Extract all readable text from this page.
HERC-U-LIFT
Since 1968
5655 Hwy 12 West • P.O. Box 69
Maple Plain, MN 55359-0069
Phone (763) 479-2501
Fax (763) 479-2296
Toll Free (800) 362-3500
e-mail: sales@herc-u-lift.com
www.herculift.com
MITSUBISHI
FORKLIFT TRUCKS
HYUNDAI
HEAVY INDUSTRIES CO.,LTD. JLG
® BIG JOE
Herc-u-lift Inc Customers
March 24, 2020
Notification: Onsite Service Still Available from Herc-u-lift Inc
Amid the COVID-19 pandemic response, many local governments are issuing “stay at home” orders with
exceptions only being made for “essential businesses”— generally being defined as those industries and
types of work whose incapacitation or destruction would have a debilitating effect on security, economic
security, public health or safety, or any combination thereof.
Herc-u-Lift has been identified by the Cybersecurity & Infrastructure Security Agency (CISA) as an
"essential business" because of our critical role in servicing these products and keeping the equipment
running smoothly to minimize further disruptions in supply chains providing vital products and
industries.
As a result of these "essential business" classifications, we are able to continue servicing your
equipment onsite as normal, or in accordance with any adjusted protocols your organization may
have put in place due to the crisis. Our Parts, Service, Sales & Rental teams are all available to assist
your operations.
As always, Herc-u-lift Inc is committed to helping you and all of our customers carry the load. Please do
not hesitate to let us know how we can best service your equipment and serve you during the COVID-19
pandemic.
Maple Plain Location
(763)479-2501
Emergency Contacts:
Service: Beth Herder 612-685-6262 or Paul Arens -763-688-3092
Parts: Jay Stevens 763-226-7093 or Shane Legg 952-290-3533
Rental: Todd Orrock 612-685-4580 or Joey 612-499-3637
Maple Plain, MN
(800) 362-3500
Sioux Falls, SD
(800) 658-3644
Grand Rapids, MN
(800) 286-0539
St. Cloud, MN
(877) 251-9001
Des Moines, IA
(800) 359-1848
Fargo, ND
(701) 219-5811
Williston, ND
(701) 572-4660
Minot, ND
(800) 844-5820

——————

__DIRECTION__. Copy every line that contains the string "from".

__RESPONSE TO THE TASK__.
Extract all readable text from this page.
Notification: Onsite Service Still Available from Herc-u-lift Inc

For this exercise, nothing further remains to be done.